(Written exercise):
Search the listing for "vigía" and copy every line where it appears.

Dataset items
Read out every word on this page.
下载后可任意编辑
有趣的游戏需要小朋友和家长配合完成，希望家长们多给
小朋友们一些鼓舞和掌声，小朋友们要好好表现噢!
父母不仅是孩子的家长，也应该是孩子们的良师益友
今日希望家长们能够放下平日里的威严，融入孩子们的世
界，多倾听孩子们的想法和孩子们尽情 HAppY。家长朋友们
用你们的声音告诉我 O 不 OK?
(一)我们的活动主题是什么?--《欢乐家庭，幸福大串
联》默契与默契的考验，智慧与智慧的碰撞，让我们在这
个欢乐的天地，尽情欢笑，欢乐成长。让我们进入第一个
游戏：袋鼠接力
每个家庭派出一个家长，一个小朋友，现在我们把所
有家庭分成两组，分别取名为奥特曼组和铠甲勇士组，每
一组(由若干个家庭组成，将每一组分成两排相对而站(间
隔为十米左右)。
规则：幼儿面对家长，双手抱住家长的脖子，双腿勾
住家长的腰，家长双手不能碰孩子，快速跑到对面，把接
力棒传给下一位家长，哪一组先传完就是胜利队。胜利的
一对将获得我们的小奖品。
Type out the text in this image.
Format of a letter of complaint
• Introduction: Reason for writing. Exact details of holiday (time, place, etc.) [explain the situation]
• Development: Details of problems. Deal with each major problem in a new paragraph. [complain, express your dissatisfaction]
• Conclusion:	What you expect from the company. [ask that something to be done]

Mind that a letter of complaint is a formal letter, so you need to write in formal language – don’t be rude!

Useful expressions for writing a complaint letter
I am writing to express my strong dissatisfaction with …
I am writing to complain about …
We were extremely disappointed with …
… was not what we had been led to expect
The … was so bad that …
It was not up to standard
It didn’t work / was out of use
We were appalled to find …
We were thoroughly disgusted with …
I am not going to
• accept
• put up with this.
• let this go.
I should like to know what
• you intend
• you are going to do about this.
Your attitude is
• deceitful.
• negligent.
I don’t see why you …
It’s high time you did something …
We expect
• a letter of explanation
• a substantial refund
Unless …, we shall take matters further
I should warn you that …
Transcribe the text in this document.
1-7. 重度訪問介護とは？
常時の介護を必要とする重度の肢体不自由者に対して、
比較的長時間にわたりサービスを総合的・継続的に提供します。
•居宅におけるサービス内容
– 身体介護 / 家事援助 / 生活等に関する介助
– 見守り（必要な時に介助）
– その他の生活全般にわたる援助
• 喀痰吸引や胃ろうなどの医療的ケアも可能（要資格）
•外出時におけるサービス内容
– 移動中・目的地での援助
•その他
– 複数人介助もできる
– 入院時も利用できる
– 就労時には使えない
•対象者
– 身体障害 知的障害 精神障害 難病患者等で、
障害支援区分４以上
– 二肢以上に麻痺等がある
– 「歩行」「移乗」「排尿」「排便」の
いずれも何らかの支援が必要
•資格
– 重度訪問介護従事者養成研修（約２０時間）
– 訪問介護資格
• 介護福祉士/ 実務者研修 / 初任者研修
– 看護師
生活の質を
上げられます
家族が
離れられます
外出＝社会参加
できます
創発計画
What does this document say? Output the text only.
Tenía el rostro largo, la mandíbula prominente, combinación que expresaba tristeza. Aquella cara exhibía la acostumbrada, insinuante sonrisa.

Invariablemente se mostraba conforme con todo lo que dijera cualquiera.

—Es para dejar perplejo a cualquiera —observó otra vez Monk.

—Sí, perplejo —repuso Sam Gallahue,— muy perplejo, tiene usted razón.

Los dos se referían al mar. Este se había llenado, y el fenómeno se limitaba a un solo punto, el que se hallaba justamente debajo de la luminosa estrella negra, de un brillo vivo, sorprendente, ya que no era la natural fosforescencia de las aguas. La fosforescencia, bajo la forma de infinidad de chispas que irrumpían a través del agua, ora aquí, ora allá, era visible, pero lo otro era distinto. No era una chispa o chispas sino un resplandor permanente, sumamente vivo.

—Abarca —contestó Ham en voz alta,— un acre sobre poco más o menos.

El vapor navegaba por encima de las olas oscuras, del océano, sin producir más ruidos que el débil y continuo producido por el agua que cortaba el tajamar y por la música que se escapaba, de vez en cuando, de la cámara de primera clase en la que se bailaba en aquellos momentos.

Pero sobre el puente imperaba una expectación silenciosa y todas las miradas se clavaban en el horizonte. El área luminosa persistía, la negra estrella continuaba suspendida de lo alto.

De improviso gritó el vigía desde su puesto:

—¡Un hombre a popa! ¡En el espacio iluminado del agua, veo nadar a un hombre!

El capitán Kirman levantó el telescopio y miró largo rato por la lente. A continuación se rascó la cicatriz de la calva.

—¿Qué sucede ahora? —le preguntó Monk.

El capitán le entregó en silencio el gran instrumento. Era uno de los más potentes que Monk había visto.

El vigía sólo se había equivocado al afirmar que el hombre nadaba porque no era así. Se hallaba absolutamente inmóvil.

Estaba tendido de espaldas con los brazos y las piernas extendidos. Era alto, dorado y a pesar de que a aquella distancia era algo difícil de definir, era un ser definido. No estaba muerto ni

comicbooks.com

(Worked solution):
De improviso gritó el vigía desde su puesto:
El vigía sólo se había equivocado al afirmar que el hombre nadaba porque no era así. Se hallaba absolutamente inmóvil.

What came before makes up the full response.